▶ [What you have to do] Repeat the data word for word. Do not include the pictures.
--- start ---
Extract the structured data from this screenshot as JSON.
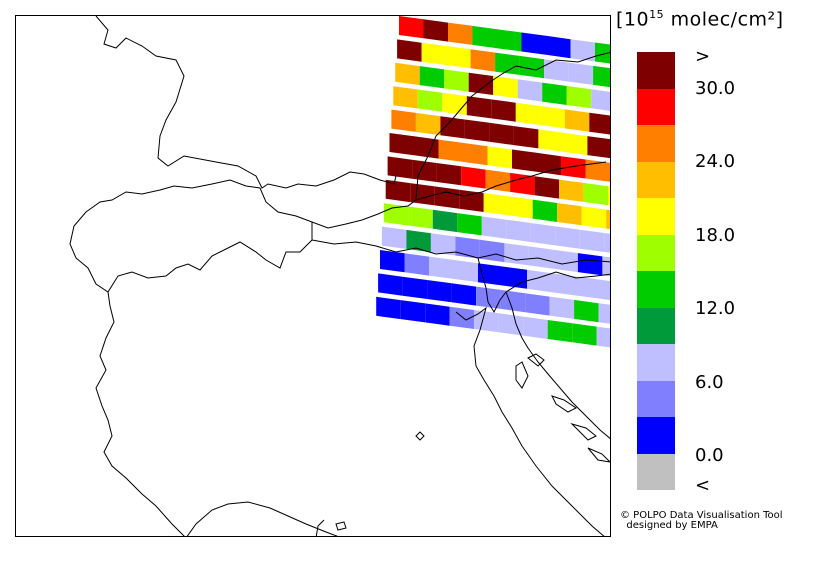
{
  "legend": {
    "unit_prefix": "[10",
    "unit_exp": "15",
    "unit_suffix": " molec/cm²]",
    "colors": [
      "#7f0000",
      "#ff0000",
      "#ff7f00",
      "#ffbf00",
      "#ffff00",
      "#9fff00",
      "#00cc00",
      "#009a3a",
      "#bfbfff",
      "#8080ff",
      "#0000ff",
      "#c0c0c0"
    ],
    "labels": [
      ">",
      "30.0",
      "24.0",
      "18.0",
      "12.0",
      "6.0",
      "0.0",
      "<"
    ]
  },
  "credit": {
    "line1": "© POLPO Data Visualisation Tool",
    "line2": "designed by EMPA"
  },
  "swath": {
    "rows": [
      [
        "red",
        "dred",
        "orange",
        "green",
        "green",
        "blue",
        "blue",
        "lav",
        "green",
        "green",
        "green",
        "green"
      ],
      [
        "dred",
        "yellow",
        "yellow",
        "orange",
        "green",
        "green",
        "lav",
        "lav",
        "green",
        "lav",
        "green",
        "lav"
      ],
      [
        "amber",
        "green",
        "lime",
        "dred",
        "yellow",
        "lav",
        "green",
        "lime",
        "lav",
        "lav",
        "lav",
        "lav"
      ],
      [
        "amber",
        "lime",
        "yellow",
        "dred",
        "dred",
        "yellow",
        "yellow",
        "amber",
        "dred",
        "yellow",
        "yellow",
        "green"
      ],
      [
        "orange",
        "amber",
        "dred",
        "dred",
        "dred",
        "dred",
        "yellow",
        "yellow",
        "dred",
        "red",
        "dred",
        "dred"
      ],
      [
        "dred",
        "dred",
        "orange",
        "orange",
        "yellow",
        "dred",
        "dred",
        "red",
        "orange",
        "red",
        "red",
        "orange"
      ],
      [
        "dred",
        "dred",
        "dred",
        "red",
        "orange",
        "red",
        "dred",
        "amber",
        "lime",
        "yellow",
        "lime",
        "green"
      ],
      [
        "dred",
        "dred",
        "dred",
        "dred",
        "yellow",
        "yellow",
        "green",
        "amber",
        "yellow",
        "amber",
        "orange",
        "red"
      ],
      [
        "lime",
        "lime",
        "dgreen",
        "green",
        "lav",
        "lav",
        "lav",
        "lav",
        "lav",
        "lav",
        "lav",
        "lav"
      ],
      [
        "lav",
        "dgreen",
        "lav",
        "periw",
        "periw",
        "lav",
        "lav",
        "lav",
        "blue",
        "lav",
        "periw",
        "lav"
      ],
      [
        "blue",
        "periw",
        "lav",
        "lav",
        "blue",
        "blue",
        "lav",
        "lav",
        "lav",
        "lav",
        "lav",
        "lav"
      ],
      [
        "blue",
        "blue",
        "blue",
        "blue",
        "periw",
        "periw",
        "periw",
        "lav",
        "green",
        "lav",
        "lav",
        "lav"
      ],
      [
        "blue",
        "blue",
        "blue",
        "periw",
        "lav",
        "lav",
        "lav",
        "green",
        "green",
        "lav",
        "green",
        "green"
      ]
    ]
  }
}
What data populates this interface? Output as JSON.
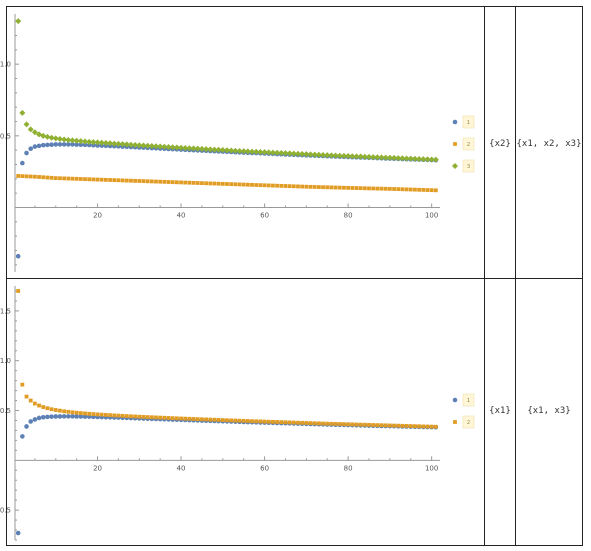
{
  "rows": [
    {
      "col2": "{x2}",
      "col3": "{x1, x2, x3}",
      "chart": {
        "type": "scatter",
        "xlim": [
          0,
          102
        ],
        "ylim": [
          -0.45,
          1.35
        ],
        "xticks": [
          20,
          40,
          60,
          80,
          100
        ],
        "yticks": [
          0.5,
          1.0
        ],
        "ytick_labels": [
          "0.5",
          "1.0"
        ],
        "legend": [
          "1",
          "2",
          "3"
        ],
        "series": [
          {
            "color": "#5e81b5",
            "marker": "circle",
            "x": [
              1,
              2,
              3,
              4,
              5,
              6,
              7,
              8,
              9,
              10,
              12,
              14,
              16,
              18,
              20,
              24,
              28,
              32,
              36,
              40,
              45,
              50,
              55,
              60,
              65,
              70,
              75,
              80,
              85,
              90,
              95,
              101
            ],
            "y": [
              -0.34,
              0.31,
              0.38,
              0.41,
              0.425,
              0.43,
              0.435,
              0.437,
              0.438,
              0.44,
              0.44,
              0.44,
              0.438,
              0.436,
              0.433,
              0.428,
              0.422,
              0.416,
              0.41,
              0.404,
              0.397,
              0.39,
              0.383,
              0.377,
              0.37,
              0.364,
              0.358,
              0.352,
              0.347,
              0.341,
              0.336,
              0.33
            ]
          },
          {
            "color": "#e19c24",
            "marker": "square",
            "x": [
              1,
              5,
              10,
              20,
              30,
              40,
              50,
              60,
              70,
              80,
              90,
              101
            ],
            "y": [
              0.22,
              0.215,
              0.205,
              0.195,
              0.185,
              0.175,
              0.165,
              0.155,
              0.145,
              0.137,
              0.13,
              0.12
            ]
          },
          {
            "color": "#8fb032",
            "marker": "diamond",
            "x": [
              1,
              2,
              3,
              4,
              5,
              6,
              7,
              8,
              9,
              10,
              12,
              14,
              16,
              18,
              20,
              24,
              28,
              32,
              36,
              40,
              45,
              50,
              55,
              60,
              65,
              70,
              75,
              80,
              85,
              90,
              95,
              101
            ],
            "y": [
              1.3,
              0.66,
              0.58,
              0.545,
              0.525,
              0.51,
              0.5,
              0.493,
              0.487,
              0.482,
              0.474,
              0.468,
              0.463,
              0.458,
              0.454,
              0.446,
              0.438,
              0.431,
              0.424,
              0.417,
              0.409,
              0.401,
              0.393,
              0.386,
              0.379,
              0.372,
              0.365,
              0.359,
              0.353,
              0.347,
              0.341,
              0.334
            ]
          }
        ]
      }
    },
    {
      "col2": "{x1}",
      "col3": "{x1, x3}",
      "chart": {
        "type": "scatter",
        "xlim": [
          0,
          102
        ],
        "ylim": [
          -0.8,
          1.75
        ],
        "xticks": [
          20,
          40,
          60,
          80,
          100
        ],
        "yticks": [
          -0.5,
          0.5,
          1.0,
          1.5
        ],
        "ytick_labels": [
          "-0.5",
          "0.5",
          "1.0",
          "1.5"
        ],
        "legend": [
          "1",
          "2"
        ],
        "series": [
          {
            "color": "#5e81b5",
            "marker": "circle",
            "x": [
              1,
              2,
              3,
              4,
              5,
              6,
              7,
              8,
              9,
              10,
              12,
              14,
              16,
              18,
              20,
              24,
              28,
              32,
              36,
              40,
              45,
              50,
              55,
              60,
              65,
              70,
              75,
              80,
              85,
              90,
              95,
              101
            ],
            "y": [
              -0.73,
              0.24,
              0.34,
              0.39,
              0.41,
              0.425,
              0.432,
              0.436,
              0.438,
              0.44,
              0.441,
              0.441,
              0.44,
              0.438,
              0.435,
              0.43,
              0.424,
              0.418,
              0.412,
              0.406,
              0.399,
              0.392,
              0.385,
              0.379,
              0.372,
              0.366,
              0.36,
              0.354,
              0.348,
              0.343,
              0.338,
              0.332
            ]
          },
          {
            "color": "#e19c24",
            "marker": "square",
            "x": [
              1,
              2,
              3,
              4,
              5,
              6,
              7,
              8,
              9,
              10,
              12,
              14,
              16,
              18,
              20,
              24,
              28,
              32,
              36,
              40,
              45,
              50,
              55,
              60,
              65,
              70,
              75,
              80,
              85,
              90,
              95,
              101
            ],
            "y": [
              1.7,
              0.76,
              0.64,
              0.6,
              0.57,
              0.55,
              0.535,
              0.523,
              0.513,
              0.505,
              0.492,
              0.482,
              0.474,
              0.467,
              0.461,
              0.451,
              0.442,
              0.434,
              0.427,
              0.42,
              0.412,
              0.404,
              0.396,
              0.389,
              0.382,
              0.375,
              0.368,
              0.362,
              0.356,
              0.35,
              0.344,
              0.337
            ]
          }
        ]
      }
    }
  ]
}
--- end ---
▶ [Task answer]
Extract the structured data from this screenshot as JSON.
{
  "legend": {
    "unit_prefix": "[10",
    "unit_exp": "15",
    "unit_suffix": " molec/cm²]",
    "colors": [
      "#7f0000",
      "#ff0000",
      "#ff7f00",
      "#ffbf00",
      "#ffff00",
      "#9fff00",
      "#00cc00",
      "#009a3a",
      "#bfbfff",
      "#8080ff",
      "#0000ff",
      "#c0c0c0"
    ],
    "labels": [
      ">",
      "30.0",
      "24.0",
      "18.0",
      "12.0",
      "6.0",
      "0.0",
      "<"
    ]
  },
  "credit": {
    "line1": "© POLPO Data Visualisation Tool",
    "line2": "designed by EMPA"
  },
  "swath": {
    "rows": [
      [
        "red",
        "dred",
        "orange",
        "green",
        "green",
        "blue",
        "blue",
        "lav",
        "green",
        "green",
        "green",
        "green"
      ],
      [
        "dred",
        "yellow",
        "yellow",
        "orange",
        "green",
        "green",
        "lav",
        "lav",
        "green",
        "lav",
        "green",
        "lav"
      ],
      [
        "amber",
        "green",
        "lime",
        "dred",
        "yellow",
        "lav",
        "green",
        "lime",
        "lav",
        "lav",
        "lav",
        "lav"
      ],
      [
        "amber",
        "lime",
        "yellow",
        "dred",
        "dred",
        "yellow",
        "yellow",
        "amber",
        "dred",
        "yellow",
        "yellow",
        "green"
      ],
      [
        "orange",
        "amber",
        "dred",
        "dred",
        "dred",
        "dred",
        "yellow",
        "yellow",
        "dred",
        "red",
        "dred",
        "dred"
      ],
      [
        "dred",
        "dred",
        "orange",
        "orange",
        "yellow",
        "dred",
        "dred",
        "red",
        "orange",
        "red",
        "red",
        "orange"
      ],
      [
        "dred",
        "dred",
        "dred",
        "red",
        "orange",
        "red",
        "dred",
        "amber",
        "lime",
        "yellow",
        "lime",
        "green"
      ],
      [
        "dred",
        "dred",
        "dred",
        "dred",
        "yellow",
        "yellow",
        "green",
        "amber",
        "yellow",
        "amber",
        "orange",
        "red"
      ],
      [
        "lime",
        "lime",
        "dgreen",
        "green",
        "lav",
        "lav",
        "lav",
        "lav",
        "lav",
        "lav",
        "lav",
        "lav"
      ],
      [
        "lav",
        "dgreen",
        "lav",
        "periw",
        "periw",
        "lav",
        "lav",
        "lav",
        "blue",
        "lav",
        "periw",
        "lav"
      ],
      [
        "blue",
        "periw",
        "lav",
        "lav",
        "blue",
        "blue",
        "lav",
        "lav",
        "lav",
        "lav",
        "lav",
        "lav"
      ],
      [
        "blue",
        "blue",
        "blue",
        "blue",
        "periw",
        "periw",
        "periw",
        "lav",
        "green",
        "lav",
        "lav",
        "lav"
      ],
      [
        "blue",
        "blue",
        "blue",
        "periw",
        "lav",
        "lav",
        "lav",
        "green",
        "green",
        "lav",
        "green",
        "green"
      ]
    ]
  }
}
What data populates this interface? Output as JSON.
{
  "rows": [
    {
      "col2": "{x2}",
      "col3": "{x1, x2, x3}",
      "chart": {
        "type": "scatter",
        "xlim": [
          0,
          102
        ],
        "ylim": [
          -0.45,
          1.35
        ],
        "xticks": [
          20,
          40,
          60,
          80,
          100
        ],
        "yticks": [
          0.5,
          1.0
        ],
        "ytick_labels": [
          "0.5",
          "1.0"
        ],
        "legend": [
          "1",
          "2",
          "3"
        ],
        "series": [
          {
            "color": "#5e81b5",
            "marker": "circle",
            "x": [
              1,
              2,
              3,
              4,
              5,
              6,
              7,
              8,
              9,
              10,
              12,
              14,
              16,
              18,
              20,
              24,
              28,
              32,
              36,
              40,
              45,
              50,
              55,
              60,
              65,
              70,
              75,
              80,
              85,
              90,
              95,
              101
            ],
            "y": [
              -0.34,
              0.31,
              0.38,
              0.41,
              0.425,
              0.43,
              0.435,
              0.437,
              0.438,
              0.44,
              0.44,
              0.44,
              0.438,
              0.436,
              0.433,
              0.428,
              0.422,
              0.416,
              0.41,
              0.404,
              0.397,
              0.39,
              0.383,
              0.377,
              0.37,
              0.364,
              0.358,
              0.352,
              0.347,
              0.341,
              0.336,
              0.33
            ]
          },
          {
            "color": "#e19c24",
            "marker": "square",
            "x": [
              1,
              5,
              10,
              20,
              30,
              40,
              50,
              60,
              70,
              80,
              90,
              101
            ],
            "y": [
              0.22,
              0.215,
              0.205,
              0.195,
              0.185,
              0.175,
              0.165,
              0.155,
              0.145,
              0.137,
              0.13,
              0.12
            ]
          },
          {
            "color": "#8fb032",
            "marker": "diamond",
            "x": [
              1,
              2,
              3,
              4,
              5,
              6,
              7,
              8,
              9,
              10,
              12,
              14,
              16,
              18,
              20,
              24,
              28,
              32,
              36,
              40,
              45,
              50,
              55,
              60,
              65,
              70,
              75,
              80,
              85,
              90,
              95,
              101
            ],
            "y": [
              1.3,
              0.66,
              0.58,
              0.545,
              0.525,
              0.51,
              0.5,
              0.493,
              0.487,
              0.482,
              0.474,
              0.468,
              0.463,
              0.458,
              0.454,
              0.446,
              0.438,
              0.431,
              0.424,
              0.417,
              0.409,
              0.401,
              0.393,
              0.386,
              0.379,
              0.372,
              0.365,
              0.359,
              0.353,
              0.347,
              0.341,
              0.334
            ]
          }
        ]
      }
    },
    {
      "col2": "{x1}",
      "col3": "{x1, x3}",
      "chart": {
        "type": "scatter",
        "xlim": [
          0,
          102
        ],
        "ylim": [
          -0.8,
          1.75
        ],
        "xticks": [
          20,
          40,
          60,
          80,
          100
        ],
        "yticks": [
          -0.5,
          0.5,
          1.0,
          1.5
        ],
        "ytick_labels": [
          "-0.5",
          "0.5",
          "1.0",
          "1.5"
        ],
        "legend": [
          "1",
          "2"
        ],
        "series": [
          {
            "color": "#5e81b5",
            "marker": "circle",
            "x": [
              1,
              2,
              3,
              4,
              5,
              6,
              7,
              8,
              9,
              10,
              12,
              14,
              16,
              18,
              20,
              24,
              28,
              32,
              36,
              40,
              45,
              50,
              55,
              60,
              65,
              70,
              75,
              80,
              85,
              90,
              95,
              101
            ],
            "y": [
              -0.73,
              0.24,
              0.34,
              0.39,
              0.41,
              0.425,
              0.432,
              0.436,
              0.438,
              0.44,
              0.441,
              0.441,
              0.44,
              0.438,
              0.435,
              0.43,
              0.424,
              0.418,
              0.412,
              0.406,
              0.399,
              0.392,
              0.385,
              0.379,
              0.372,
              0.366,
              0.36,
              0.354,
              0.348,
              0.343,
              0.338,
              0.332
            ]
          },
          {
            "color": "#e19c24",
            "marker": "square",
            "x": [
              1,
              2,
              3,
              4,
              5,
              6,
              7,
              8,
              9,
              10,
              12,
              14,
              16,
              18,
              20,
              24,
              28,
              32,
              36,
              40,
              45,
              50,
              55,
              60,
              65,
              70,
              75,
              80,
              85,
              90,
              95,
              101
            ],
            "y": [
              1.7,
              0.76,
              0.64,
              0.6,
              0.57,
              0.55,
              0.535,
              0.523,
              0.513,
              0.505,
              0.492,
              0.482,
              0.474,
              0.467,
              0.461,
              0.451,
              0.442,
              0.434,
              0.427,
              0.42,
              0.412,
              0.404,
              0.396,
              0.389,
              0.382,
              0.375,
              0.368,
              0.362,
              0.356,
              0.35,
              0.344,
              0.337
            ]
          }
        ]
      }
    }
  ]
}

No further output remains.